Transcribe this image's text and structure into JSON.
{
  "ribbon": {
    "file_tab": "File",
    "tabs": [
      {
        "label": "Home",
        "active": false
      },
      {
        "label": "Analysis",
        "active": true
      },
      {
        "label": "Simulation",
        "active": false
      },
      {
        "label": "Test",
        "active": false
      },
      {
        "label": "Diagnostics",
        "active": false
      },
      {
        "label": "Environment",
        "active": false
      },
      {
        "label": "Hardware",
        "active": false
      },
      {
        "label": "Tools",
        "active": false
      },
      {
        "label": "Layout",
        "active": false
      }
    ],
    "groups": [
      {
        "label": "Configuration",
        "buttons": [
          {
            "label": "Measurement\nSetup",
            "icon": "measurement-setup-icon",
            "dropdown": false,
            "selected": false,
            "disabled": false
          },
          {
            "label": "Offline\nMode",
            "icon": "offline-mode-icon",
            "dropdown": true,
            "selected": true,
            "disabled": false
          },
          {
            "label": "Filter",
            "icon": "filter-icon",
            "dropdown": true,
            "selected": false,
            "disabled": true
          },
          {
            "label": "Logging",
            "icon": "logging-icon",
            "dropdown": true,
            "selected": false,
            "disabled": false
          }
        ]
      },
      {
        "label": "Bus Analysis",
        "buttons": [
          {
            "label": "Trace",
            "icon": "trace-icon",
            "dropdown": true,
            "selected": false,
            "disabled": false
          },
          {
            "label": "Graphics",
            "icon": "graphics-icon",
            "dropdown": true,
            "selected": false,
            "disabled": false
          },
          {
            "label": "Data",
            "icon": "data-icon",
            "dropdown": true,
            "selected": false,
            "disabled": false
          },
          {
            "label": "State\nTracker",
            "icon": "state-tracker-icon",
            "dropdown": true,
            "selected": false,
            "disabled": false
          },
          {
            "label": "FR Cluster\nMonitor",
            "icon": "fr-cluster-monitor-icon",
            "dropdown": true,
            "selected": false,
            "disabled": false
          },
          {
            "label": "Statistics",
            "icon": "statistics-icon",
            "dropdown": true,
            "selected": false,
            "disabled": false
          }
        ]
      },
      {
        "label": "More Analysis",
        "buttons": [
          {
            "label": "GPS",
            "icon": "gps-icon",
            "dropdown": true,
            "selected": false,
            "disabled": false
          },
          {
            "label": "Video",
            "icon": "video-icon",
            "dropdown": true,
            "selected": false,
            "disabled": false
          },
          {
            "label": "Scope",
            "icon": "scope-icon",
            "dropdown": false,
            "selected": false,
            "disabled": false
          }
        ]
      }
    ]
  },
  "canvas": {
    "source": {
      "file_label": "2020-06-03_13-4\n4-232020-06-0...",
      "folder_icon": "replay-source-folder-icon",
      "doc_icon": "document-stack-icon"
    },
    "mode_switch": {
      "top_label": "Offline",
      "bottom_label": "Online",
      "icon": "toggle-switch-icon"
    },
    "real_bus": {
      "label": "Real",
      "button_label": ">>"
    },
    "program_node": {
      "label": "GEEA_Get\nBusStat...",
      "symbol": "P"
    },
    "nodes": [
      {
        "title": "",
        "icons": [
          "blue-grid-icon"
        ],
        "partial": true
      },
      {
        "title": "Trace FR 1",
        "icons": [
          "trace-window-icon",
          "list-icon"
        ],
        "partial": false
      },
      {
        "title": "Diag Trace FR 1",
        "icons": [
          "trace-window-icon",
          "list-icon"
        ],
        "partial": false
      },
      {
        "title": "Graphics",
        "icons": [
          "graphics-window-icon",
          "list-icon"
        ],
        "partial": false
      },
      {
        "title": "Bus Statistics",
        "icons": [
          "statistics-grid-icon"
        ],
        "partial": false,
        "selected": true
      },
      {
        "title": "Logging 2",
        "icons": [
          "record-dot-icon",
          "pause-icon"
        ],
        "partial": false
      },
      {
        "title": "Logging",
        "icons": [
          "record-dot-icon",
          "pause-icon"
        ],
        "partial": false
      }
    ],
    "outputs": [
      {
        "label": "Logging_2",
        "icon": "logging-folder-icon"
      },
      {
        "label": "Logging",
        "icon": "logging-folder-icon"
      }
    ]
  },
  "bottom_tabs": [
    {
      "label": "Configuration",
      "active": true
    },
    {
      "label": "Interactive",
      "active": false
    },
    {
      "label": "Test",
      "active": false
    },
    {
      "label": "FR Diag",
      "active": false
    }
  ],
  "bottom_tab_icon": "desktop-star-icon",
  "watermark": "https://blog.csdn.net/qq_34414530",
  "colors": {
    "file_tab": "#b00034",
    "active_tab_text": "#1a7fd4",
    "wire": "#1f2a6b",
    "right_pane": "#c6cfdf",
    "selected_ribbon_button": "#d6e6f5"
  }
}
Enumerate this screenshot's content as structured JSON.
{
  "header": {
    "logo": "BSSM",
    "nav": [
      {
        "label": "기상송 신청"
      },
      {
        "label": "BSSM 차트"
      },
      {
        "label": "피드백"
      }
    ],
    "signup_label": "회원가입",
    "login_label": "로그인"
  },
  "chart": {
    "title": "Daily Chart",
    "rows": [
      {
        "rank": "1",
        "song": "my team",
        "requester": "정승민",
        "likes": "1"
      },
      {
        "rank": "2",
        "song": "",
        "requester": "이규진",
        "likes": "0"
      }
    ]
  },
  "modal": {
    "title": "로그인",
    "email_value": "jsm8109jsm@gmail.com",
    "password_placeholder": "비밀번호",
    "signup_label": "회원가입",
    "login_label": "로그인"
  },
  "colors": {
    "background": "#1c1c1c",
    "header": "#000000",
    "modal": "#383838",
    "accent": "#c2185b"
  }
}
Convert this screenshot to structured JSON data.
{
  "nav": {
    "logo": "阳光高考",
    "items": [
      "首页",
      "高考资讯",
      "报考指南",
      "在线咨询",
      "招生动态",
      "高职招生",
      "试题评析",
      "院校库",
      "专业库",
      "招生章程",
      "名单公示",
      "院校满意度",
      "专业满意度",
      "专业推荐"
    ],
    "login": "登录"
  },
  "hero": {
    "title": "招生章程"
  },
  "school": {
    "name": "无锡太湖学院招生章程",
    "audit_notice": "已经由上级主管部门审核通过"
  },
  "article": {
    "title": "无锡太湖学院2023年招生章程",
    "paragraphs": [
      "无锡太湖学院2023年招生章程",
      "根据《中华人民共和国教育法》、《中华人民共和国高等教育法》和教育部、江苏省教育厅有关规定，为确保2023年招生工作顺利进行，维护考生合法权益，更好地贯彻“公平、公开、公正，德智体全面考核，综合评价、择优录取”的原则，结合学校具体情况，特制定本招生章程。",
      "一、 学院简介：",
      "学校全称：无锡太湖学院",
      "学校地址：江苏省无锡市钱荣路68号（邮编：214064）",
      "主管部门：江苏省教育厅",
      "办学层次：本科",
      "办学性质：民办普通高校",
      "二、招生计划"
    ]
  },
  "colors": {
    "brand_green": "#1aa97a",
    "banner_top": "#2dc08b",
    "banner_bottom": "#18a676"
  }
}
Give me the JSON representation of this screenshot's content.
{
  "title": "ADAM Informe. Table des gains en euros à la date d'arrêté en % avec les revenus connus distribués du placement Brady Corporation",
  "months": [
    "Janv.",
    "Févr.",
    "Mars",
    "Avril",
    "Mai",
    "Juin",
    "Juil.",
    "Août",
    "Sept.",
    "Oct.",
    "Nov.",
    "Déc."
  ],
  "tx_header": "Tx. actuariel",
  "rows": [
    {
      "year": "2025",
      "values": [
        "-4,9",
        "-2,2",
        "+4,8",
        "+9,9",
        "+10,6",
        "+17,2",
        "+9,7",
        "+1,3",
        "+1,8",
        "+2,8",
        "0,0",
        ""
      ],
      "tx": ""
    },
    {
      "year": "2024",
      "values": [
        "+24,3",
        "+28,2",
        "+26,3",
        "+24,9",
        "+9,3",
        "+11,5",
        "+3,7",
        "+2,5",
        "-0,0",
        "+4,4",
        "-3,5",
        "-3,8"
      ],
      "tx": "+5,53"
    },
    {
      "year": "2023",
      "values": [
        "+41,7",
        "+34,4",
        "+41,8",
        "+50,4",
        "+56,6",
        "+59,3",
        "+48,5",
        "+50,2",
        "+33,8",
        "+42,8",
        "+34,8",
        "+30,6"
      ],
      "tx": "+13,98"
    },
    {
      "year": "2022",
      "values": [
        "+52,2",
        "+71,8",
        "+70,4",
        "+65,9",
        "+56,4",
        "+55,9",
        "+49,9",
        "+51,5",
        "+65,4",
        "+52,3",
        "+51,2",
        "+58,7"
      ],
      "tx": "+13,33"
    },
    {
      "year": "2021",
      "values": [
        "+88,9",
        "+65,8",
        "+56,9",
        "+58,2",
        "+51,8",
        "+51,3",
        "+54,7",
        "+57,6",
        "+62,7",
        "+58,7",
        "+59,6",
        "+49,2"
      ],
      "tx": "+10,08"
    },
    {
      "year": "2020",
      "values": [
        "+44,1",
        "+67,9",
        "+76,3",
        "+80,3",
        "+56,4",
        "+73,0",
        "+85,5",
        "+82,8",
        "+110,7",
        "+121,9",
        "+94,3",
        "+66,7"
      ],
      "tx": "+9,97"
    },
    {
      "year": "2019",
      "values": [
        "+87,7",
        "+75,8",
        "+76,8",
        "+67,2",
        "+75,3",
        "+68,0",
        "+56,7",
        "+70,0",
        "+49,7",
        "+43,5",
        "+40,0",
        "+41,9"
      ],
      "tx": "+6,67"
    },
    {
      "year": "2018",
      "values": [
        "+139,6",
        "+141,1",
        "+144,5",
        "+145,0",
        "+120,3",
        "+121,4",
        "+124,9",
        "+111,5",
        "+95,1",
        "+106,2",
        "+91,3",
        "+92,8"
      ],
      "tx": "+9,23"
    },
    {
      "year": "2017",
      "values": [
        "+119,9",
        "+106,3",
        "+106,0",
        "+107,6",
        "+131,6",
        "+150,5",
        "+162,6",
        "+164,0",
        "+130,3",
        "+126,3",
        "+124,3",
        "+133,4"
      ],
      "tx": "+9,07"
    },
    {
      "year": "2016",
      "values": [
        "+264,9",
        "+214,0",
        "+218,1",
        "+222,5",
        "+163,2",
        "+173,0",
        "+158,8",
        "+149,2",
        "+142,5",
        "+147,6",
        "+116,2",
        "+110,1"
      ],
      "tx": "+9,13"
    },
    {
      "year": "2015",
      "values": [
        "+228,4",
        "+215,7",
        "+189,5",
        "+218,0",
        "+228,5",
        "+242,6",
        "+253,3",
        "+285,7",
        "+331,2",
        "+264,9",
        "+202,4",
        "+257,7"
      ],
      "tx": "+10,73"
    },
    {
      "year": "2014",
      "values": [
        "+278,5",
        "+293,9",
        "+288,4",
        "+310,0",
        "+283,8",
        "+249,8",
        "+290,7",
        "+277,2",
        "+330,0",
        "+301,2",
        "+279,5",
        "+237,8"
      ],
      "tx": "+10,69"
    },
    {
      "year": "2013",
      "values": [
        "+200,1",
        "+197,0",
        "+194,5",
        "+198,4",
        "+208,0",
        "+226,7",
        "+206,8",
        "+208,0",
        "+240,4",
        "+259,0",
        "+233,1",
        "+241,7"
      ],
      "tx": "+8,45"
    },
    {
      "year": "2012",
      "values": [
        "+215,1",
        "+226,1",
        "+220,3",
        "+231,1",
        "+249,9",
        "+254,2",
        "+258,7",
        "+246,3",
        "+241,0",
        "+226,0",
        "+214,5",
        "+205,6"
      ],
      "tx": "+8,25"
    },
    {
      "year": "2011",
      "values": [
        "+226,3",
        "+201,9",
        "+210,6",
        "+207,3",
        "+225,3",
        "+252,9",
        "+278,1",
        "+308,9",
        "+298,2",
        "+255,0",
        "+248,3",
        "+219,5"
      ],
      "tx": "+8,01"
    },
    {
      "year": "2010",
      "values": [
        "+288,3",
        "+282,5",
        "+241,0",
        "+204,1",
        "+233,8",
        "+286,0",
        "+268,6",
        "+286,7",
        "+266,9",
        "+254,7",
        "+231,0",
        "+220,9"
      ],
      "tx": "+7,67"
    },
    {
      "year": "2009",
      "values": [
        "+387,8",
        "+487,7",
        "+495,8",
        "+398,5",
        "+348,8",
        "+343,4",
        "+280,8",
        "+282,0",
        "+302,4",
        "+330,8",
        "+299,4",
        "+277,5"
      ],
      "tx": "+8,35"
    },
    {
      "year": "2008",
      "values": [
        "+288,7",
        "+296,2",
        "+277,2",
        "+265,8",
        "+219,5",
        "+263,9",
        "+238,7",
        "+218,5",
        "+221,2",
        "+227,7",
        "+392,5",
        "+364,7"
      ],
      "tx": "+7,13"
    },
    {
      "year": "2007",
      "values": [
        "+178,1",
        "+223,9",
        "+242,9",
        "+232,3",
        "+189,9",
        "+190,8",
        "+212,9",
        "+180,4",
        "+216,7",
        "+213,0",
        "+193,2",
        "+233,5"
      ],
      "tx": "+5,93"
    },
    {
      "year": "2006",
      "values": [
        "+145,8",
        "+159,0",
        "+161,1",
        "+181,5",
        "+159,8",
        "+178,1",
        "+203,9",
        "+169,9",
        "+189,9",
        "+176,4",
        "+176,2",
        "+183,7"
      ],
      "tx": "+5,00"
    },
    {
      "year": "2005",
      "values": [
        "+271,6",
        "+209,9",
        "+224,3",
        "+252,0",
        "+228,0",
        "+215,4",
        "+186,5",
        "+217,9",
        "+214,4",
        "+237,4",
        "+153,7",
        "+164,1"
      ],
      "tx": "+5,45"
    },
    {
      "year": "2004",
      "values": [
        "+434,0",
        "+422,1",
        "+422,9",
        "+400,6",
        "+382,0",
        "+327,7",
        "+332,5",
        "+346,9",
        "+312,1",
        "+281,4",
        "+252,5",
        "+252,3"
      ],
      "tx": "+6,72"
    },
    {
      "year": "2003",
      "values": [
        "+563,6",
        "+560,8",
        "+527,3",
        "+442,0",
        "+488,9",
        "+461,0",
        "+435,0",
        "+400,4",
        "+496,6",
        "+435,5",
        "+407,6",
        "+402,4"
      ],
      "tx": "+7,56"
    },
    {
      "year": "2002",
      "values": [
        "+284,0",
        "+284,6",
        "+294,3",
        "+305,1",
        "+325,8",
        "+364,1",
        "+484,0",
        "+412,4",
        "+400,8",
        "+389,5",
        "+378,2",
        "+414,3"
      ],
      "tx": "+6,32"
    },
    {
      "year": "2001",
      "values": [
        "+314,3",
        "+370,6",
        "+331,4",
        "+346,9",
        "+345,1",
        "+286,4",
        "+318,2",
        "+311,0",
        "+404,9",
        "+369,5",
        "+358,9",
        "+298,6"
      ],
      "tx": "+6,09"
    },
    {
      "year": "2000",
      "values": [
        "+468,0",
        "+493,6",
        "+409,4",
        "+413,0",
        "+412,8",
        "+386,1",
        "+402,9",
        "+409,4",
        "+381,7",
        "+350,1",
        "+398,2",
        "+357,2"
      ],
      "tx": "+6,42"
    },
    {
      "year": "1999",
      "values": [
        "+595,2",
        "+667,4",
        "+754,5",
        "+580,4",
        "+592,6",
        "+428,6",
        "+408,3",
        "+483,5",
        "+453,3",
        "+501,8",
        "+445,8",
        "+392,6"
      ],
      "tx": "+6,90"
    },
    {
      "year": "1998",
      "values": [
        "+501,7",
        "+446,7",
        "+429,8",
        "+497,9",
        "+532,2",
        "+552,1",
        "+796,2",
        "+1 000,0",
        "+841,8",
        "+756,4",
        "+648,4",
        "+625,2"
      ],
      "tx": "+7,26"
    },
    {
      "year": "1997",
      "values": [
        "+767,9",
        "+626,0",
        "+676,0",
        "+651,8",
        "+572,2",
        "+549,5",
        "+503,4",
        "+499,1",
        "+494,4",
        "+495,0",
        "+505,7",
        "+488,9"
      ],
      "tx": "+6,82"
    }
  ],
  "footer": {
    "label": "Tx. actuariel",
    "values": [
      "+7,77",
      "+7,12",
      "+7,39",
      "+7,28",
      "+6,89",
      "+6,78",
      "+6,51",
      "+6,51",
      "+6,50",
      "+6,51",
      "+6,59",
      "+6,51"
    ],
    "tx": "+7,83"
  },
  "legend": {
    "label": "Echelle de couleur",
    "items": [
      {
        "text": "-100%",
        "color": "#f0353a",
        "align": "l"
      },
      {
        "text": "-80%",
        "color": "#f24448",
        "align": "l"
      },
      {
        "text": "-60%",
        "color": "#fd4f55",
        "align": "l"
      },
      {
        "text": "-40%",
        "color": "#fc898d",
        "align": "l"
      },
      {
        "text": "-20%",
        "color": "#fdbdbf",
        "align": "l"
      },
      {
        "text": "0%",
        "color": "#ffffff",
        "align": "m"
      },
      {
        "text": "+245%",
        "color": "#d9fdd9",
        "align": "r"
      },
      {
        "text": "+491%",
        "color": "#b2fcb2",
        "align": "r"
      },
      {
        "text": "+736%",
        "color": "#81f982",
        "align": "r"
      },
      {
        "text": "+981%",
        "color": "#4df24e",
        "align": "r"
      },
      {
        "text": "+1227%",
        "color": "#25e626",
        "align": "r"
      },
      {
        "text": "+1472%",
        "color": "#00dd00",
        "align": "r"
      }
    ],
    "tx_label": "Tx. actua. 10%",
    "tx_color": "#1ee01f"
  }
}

════════════════════

#### Aim
Pick out each line containing the string "screenshot" and copy it.

#### Completed task
Enumerate this screenshot's content as structured JSON.
Convert this screenshot to structured JSON data.
Give me the JSON representation of this screenshot's content.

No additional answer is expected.